───── Dataset ─────

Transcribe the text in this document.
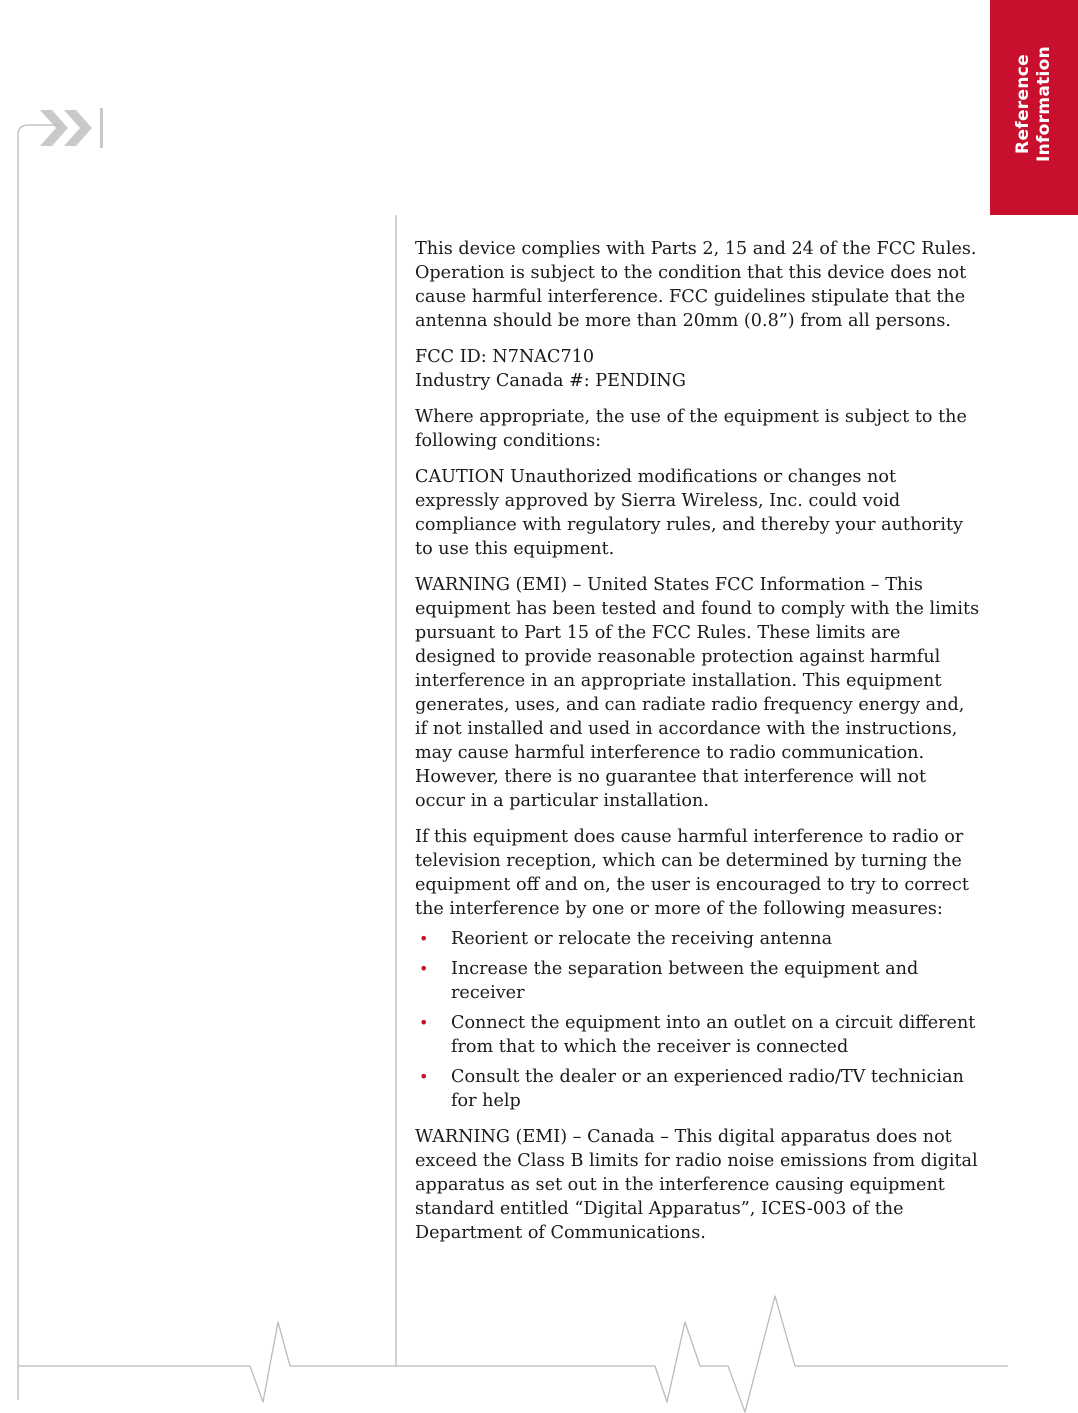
Reference Information

This device complies with Parts 2, 15 and 24 of the FCC Rules. Operation is subject to the condition that this device does not cause harmful interference. FCC guidelines stipulate that the antenna should be more than 20mm (0.8”) from all persons.

FCC ID: N7NAC710

Industry Canada #: PENDING

Where appropriate, the use of the equipment is subject to the following conditions:

CAUTION Unauthorized modifications or changes not expressly approved by Sierra Wireless, Inc. could void compliance with regulatory rules, and thereby your authority to use this equipment.

WARNING (EMI) – United States FCC Information – This equipment has been tested and found to comply with the limits pursuant to Part 15 of the FCC Rules. These limits are designed to provide reasonable protection against harmful interference in an appropriate installation. This equipment generates, uses, and can radiate radio frequency energy and, if not installed and used in accordance with the instructions, may cause harmful interference to radio communication. However, there is no guarantee that interference will not occur in a particular installation.

If this equipment does cause harmful interference to radio or television reception, which can be determined by turning the equipment off and on, the user is encouraged to try to correct the interference by one or more of the following measures:

• Reorient or relocate the receiving antenna
• Increase the separation between the equipment and receiver
• Connect the equipment into an outlet on a circuit different from that to which the receiver is connected
• Consult the dealer or an experienced radio/TV technician for help

WARNING (EMI) – Canada – This digital apparatus does not exceed the Class B limits for radio noise emissions from digital apparatus as set out in the interference causing equipment standard entitled “Digital Apparatus”, ICES-003 of the Department of Communications.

─────

The task
Reply with nothing except the number of lines in the listing above that include the string "receiver".

Solution to this problem
2